*What you will do*. Below are the entries; state how many of their lines contain the string "thời", and nothing more.

▶

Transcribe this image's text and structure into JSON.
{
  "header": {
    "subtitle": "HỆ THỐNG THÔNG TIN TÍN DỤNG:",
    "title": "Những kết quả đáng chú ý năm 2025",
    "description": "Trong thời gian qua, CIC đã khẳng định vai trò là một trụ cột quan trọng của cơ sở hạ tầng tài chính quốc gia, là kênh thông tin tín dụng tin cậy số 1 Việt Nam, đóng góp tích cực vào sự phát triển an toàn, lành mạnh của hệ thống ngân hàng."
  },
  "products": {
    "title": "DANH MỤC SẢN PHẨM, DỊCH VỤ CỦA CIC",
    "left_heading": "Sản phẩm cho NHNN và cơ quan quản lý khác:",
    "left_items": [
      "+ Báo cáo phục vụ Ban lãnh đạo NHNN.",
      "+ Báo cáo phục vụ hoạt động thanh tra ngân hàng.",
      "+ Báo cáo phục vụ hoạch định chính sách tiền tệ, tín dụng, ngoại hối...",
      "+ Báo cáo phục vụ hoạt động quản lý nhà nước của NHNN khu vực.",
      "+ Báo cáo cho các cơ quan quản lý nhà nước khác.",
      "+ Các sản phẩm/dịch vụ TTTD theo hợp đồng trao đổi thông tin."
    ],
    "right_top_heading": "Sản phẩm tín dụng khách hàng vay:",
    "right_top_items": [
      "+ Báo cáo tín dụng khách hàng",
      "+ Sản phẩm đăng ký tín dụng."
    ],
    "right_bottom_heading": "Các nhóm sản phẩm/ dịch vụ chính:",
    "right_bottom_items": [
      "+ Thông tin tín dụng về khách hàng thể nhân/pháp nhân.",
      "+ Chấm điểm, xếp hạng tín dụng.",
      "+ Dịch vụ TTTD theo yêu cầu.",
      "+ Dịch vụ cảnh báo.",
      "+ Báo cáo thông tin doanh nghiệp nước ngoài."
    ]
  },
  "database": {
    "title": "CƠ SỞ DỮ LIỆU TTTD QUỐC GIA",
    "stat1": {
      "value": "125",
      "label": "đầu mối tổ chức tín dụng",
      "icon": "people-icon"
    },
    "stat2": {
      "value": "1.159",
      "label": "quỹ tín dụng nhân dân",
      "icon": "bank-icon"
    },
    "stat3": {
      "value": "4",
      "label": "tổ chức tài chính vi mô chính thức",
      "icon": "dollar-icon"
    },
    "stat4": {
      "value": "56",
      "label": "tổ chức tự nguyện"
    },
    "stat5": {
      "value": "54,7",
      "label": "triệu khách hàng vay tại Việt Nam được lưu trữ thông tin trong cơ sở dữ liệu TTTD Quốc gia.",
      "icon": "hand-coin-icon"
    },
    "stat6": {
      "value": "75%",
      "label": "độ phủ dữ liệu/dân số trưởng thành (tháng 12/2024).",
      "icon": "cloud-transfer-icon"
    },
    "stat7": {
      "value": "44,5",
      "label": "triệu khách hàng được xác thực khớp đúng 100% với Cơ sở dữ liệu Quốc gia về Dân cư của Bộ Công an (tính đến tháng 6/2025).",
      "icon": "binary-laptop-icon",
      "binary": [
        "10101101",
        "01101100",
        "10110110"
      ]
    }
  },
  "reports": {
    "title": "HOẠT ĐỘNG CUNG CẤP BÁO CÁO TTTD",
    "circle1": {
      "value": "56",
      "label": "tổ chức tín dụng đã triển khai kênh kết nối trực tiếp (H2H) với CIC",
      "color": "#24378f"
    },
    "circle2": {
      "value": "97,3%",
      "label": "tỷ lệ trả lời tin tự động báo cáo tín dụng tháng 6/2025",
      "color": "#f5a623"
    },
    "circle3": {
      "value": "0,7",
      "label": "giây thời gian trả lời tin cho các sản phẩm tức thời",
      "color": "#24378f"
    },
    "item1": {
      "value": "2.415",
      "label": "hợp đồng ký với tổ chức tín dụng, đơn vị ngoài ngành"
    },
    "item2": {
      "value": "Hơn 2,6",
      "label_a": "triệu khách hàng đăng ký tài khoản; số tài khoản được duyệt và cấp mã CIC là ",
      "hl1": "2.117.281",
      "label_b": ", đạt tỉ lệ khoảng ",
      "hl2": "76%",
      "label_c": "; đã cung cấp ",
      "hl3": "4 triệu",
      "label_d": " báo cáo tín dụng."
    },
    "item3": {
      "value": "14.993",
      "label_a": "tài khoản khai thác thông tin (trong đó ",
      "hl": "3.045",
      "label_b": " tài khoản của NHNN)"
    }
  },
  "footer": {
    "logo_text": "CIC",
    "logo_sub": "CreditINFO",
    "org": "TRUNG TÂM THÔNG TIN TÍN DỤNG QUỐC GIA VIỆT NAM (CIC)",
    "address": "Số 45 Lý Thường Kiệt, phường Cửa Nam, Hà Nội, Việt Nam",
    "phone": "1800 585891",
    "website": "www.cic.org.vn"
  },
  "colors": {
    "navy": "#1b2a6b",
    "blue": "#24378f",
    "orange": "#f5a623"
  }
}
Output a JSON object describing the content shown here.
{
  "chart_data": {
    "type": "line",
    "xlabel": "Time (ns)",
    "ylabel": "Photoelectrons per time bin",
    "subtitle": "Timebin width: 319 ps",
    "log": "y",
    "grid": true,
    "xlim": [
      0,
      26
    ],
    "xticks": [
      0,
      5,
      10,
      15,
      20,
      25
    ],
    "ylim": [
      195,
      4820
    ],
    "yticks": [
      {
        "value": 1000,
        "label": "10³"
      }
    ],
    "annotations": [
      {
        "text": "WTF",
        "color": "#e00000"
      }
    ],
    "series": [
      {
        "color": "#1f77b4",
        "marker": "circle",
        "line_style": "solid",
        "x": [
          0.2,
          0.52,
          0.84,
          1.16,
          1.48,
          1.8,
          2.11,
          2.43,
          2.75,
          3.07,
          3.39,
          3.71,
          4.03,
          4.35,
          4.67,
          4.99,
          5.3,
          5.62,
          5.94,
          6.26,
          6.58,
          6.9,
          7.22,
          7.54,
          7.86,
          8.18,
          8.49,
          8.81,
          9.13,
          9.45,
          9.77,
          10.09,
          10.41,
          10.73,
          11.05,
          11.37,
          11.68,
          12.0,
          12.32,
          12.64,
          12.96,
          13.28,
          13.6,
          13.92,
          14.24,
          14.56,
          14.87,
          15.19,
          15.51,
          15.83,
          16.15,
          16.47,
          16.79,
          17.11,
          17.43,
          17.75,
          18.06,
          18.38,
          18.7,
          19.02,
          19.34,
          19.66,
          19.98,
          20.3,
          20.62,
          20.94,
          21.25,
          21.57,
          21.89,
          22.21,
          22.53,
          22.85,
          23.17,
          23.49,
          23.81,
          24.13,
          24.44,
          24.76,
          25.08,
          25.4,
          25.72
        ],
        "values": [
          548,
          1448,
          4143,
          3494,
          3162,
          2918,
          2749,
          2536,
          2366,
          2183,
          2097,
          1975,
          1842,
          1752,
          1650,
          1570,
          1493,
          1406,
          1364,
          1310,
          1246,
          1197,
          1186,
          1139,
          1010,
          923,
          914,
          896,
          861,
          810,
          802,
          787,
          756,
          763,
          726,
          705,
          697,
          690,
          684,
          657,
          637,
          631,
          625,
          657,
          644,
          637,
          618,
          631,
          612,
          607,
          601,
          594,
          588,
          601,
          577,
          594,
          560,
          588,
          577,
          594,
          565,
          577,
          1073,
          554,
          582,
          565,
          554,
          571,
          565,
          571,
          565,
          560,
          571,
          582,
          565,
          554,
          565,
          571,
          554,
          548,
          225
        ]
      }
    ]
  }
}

◀

*Exercise answer*. 2